MATERIAL SHOWN:
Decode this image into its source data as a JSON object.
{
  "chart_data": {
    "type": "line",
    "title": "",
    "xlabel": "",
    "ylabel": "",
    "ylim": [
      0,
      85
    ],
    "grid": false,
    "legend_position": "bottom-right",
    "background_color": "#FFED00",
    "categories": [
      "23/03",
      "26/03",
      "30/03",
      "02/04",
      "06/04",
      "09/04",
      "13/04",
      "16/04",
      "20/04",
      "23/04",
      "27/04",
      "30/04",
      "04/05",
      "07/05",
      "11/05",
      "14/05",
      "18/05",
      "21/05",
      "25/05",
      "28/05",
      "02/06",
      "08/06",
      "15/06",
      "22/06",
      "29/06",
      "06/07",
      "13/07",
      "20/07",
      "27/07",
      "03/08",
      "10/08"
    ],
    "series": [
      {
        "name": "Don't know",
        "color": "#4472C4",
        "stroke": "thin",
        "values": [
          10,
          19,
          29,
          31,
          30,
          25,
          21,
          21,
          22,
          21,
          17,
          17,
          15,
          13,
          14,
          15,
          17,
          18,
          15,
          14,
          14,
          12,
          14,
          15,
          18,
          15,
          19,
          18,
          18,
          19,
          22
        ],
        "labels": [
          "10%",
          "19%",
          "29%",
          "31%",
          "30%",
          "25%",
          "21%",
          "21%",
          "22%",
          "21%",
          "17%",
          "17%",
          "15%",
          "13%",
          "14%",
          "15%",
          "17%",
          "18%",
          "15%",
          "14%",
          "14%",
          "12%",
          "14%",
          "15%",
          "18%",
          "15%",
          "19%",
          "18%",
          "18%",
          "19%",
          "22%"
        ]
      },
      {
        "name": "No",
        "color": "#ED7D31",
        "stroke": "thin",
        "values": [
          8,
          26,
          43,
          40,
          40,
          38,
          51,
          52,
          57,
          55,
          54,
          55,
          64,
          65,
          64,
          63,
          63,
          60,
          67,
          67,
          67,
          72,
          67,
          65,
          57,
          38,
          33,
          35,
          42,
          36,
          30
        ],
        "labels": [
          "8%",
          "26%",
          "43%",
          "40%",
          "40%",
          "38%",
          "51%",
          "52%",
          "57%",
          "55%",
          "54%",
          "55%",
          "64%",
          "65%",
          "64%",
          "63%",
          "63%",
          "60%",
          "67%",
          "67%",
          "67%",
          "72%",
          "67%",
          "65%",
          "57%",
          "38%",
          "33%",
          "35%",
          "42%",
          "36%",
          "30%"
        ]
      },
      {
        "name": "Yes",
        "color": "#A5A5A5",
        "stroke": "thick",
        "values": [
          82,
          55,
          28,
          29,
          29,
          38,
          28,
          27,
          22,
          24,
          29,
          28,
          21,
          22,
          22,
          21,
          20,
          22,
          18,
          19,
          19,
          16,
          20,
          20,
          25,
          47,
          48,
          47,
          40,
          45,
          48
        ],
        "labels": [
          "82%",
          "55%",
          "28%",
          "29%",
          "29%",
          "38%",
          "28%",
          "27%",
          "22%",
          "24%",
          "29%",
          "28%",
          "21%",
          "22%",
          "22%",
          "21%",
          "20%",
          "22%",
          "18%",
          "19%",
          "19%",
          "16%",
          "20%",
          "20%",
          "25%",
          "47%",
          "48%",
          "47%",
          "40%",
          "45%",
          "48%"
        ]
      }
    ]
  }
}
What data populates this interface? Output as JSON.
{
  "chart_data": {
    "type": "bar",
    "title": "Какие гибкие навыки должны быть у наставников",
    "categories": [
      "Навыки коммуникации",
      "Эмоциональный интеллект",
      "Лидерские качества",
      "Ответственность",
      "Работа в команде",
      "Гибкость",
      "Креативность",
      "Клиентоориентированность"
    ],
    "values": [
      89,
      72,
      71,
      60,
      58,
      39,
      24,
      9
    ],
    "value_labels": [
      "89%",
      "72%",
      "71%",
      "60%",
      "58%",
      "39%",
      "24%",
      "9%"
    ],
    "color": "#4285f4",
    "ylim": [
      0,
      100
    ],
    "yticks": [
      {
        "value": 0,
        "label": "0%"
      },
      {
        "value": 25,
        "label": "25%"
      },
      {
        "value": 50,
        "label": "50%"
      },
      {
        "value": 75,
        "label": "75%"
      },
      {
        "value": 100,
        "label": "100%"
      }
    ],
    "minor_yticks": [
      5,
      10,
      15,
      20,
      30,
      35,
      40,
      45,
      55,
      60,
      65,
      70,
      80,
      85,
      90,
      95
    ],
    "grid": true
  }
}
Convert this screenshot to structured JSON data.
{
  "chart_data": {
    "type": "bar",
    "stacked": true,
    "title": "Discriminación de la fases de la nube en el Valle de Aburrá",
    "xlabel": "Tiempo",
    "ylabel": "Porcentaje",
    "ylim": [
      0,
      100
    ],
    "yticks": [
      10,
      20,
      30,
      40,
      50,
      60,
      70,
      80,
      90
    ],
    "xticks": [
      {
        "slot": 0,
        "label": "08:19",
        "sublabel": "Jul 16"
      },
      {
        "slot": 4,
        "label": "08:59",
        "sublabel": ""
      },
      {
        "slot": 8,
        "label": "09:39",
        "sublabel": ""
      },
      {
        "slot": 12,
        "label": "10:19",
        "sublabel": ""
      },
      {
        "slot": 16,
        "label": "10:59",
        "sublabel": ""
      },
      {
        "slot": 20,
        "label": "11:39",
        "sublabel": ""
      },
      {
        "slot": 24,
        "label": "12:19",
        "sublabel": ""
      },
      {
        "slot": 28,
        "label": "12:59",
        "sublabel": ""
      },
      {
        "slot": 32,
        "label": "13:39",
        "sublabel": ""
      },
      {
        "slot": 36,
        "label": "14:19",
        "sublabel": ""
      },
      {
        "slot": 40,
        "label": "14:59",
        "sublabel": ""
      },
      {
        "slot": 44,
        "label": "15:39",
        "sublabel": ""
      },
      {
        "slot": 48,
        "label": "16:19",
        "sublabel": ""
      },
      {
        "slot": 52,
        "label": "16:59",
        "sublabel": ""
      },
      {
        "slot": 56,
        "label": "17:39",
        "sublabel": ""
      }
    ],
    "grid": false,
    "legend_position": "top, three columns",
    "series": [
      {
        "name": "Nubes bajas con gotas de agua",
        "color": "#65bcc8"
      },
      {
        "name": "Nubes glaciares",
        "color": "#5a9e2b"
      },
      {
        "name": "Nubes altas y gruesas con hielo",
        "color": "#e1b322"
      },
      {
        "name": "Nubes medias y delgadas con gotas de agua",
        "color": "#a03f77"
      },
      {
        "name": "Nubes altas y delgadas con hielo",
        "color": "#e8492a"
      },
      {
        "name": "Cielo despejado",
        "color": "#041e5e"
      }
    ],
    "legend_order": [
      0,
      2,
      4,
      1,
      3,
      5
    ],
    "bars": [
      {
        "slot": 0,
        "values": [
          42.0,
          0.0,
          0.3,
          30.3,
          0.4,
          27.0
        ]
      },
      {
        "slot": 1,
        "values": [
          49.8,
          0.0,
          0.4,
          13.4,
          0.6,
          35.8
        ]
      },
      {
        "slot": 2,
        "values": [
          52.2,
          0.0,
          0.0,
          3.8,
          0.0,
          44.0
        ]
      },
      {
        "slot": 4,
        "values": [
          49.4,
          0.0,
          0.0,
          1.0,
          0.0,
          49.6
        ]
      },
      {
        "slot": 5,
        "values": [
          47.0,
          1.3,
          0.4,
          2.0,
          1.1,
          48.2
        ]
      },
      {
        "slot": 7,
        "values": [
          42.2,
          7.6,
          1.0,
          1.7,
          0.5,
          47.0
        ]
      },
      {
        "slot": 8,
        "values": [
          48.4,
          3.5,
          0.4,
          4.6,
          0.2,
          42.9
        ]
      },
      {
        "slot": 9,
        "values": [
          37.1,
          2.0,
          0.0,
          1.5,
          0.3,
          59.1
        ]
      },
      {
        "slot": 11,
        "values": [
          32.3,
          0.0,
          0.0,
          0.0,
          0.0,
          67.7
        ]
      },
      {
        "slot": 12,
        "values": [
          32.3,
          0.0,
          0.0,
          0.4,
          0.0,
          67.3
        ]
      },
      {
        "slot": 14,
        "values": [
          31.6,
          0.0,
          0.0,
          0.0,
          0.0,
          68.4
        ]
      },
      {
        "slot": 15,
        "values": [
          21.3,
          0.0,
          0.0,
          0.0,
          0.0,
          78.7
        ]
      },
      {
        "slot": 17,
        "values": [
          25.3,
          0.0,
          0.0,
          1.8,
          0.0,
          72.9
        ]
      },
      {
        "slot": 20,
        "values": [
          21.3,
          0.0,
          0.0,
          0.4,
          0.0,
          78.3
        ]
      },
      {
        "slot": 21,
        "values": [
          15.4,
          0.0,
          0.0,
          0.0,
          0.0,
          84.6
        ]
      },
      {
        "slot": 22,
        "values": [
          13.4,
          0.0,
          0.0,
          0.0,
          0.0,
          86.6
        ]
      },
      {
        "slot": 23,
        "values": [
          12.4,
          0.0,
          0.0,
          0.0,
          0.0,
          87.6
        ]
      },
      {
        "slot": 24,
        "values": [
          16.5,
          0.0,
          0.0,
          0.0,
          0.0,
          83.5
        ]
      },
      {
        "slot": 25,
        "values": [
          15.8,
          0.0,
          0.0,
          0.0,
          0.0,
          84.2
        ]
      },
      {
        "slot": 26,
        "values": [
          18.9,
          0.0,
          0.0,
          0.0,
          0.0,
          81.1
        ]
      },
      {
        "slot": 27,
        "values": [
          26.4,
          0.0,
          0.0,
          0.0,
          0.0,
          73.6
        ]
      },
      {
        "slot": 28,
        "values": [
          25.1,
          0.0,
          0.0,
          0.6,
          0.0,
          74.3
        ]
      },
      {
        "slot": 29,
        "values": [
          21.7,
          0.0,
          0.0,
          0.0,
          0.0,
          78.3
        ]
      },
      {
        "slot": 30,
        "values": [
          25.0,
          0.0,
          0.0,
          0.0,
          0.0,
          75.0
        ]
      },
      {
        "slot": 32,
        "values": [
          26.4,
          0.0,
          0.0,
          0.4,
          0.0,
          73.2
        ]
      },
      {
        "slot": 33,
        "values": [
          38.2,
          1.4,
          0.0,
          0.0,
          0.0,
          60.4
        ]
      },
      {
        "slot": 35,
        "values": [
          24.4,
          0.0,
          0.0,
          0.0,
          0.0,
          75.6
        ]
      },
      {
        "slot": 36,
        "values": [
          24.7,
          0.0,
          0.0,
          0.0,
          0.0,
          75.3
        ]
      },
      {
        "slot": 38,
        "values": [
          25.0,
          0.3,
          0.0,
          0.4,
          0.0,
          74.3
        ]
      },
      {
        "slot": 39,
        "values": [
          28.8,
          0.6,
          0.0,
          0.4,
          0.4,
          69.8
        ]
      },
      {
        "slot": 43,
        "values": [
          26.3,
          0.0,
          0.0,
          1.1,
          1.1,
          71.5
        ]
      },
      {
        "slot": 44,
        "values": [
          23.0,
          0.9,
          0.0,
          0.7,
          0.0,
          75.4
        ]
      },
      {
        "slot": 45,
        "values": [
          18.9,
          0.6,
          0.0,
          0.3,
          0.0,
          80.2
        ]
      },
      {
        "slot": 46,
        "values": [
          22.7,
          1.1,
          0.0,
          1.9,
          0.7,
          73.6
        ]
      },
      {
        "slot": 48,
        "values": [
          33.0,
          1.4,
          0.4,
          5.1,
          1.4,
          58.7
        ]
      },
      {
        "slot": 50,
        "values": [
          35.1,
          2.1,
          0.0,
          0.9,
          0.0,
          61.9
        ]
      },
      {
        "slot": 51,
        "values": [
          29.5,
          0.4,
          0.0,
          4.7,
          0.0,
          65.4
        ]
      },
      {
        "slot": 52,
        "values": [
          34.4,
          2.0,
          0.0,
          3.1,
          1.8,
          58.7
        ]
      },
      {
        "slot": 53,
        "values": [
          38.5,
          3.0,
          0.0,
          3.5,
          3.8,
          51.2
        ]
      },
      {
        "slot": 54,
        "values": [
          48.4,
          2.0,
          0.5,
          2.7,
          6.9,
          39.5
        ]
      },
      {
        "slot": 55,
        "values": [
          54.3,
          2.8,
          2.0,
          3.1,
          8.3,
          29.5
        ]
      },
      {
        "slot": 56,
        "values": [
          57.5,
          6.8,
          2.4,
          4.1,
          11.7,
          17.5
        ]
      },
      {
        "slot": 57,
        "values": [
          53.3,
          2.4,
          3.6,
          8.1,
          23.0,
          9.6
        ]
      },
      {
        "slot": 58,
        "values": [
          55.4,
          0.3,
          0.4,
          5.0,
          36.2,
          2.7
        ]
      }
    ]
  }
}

OBJECTIVE: Extract every line containing the string "Nubes" from the material.

ANSWER TO THE TASK:
        "name": "Nubes bajas con gotas de agua",
        "name": "Nubes glaciares",
        "name": "Nubes altas y gruesas con hielo",
        "name": "Nubes medias y delgadas con gotas de agua",
        "name": "Nubes altas y delgadas con hielo",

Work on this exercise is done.